▸ **Task requirements**: Repeat each line of the material below exactly as it appears, minus any pictures.

** START Record extracts **

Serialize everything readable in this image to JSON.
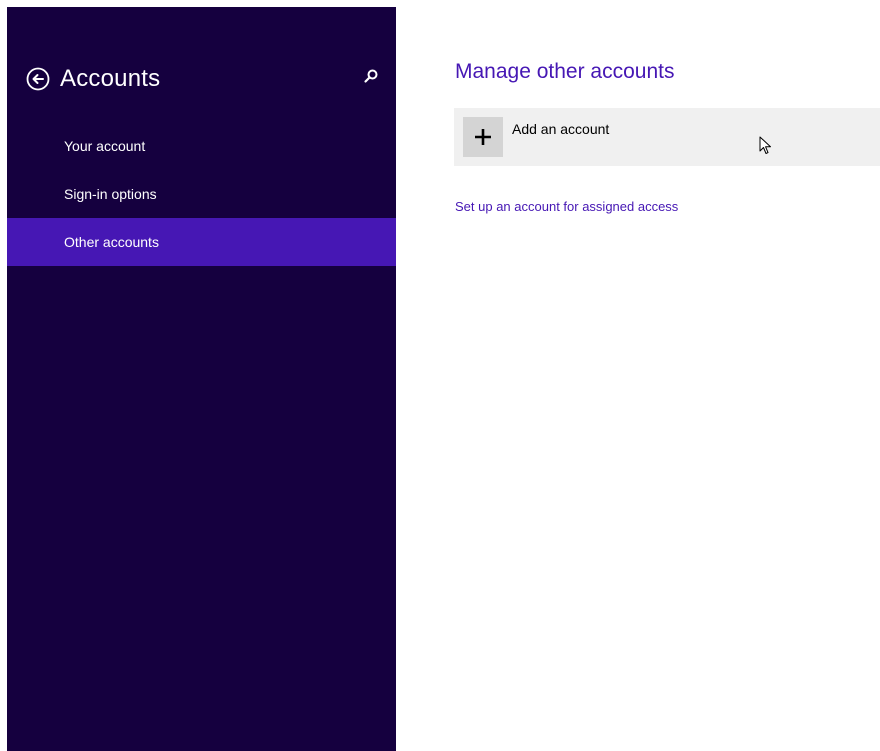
{
  "sidebar": {
    "title": "Accounts",
    "back_icon": "back-arrow-icon",
    "search_icon": "search-icon",
    "items": [
      {
        "label": "Your account",
        "selected": false
      },
      {
        "label": "Sign-in options",
        "selected": false
      },
      {
        "label": "Other accounts",
        "selected": true
      }
    ]
  },
  "main": {
    "title": "Manage other accounts",
    "add_account": {
      "label": "Add an account",
      "icon": "plus-icon"
    },
    "assigned_access_link": "Set up an account for assigned access"
  },
  "colors": {
    "sidebar_background": "#15003f",
    "selected_item": "#4617b4",
    "accent": "#4617b4",
    "tile_background": "#f0f0f0",
    "icon_box": "#d4d4d4"
  }
}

** END Record extracts **

▸ **Result of this exercise**:
Serialize everything readable in this image to JSON.
{
  "sidebar": {
    "title": "Accounts",
    "back_icon": "back-arrow-icon",
    "search_icon": "search-icon",
    "items": [
      {
        "label": "Your account",
        "selected": false
      },
      {
        "label": "Sign-in options",
        "selected": false
      },
      {
        "label": "Other accounts",
        "selected": true
      }
    ]
  },
  "main": {
    "title": "Manage other accounts",
    "add_account": {
      "label": "Add an account",
      "icon": "plus-icon"
    },
    "assigned_access_link": "Set up an account for assigned access"
  },
  "colors": {
    "sidebar_background": "#15003f",
    "selected_item": "#4617b4",
    "accent": "#4617b4",
    "tile_background": "#f0f0f0",
    "icon_box": "#d4d4d4"
  }
}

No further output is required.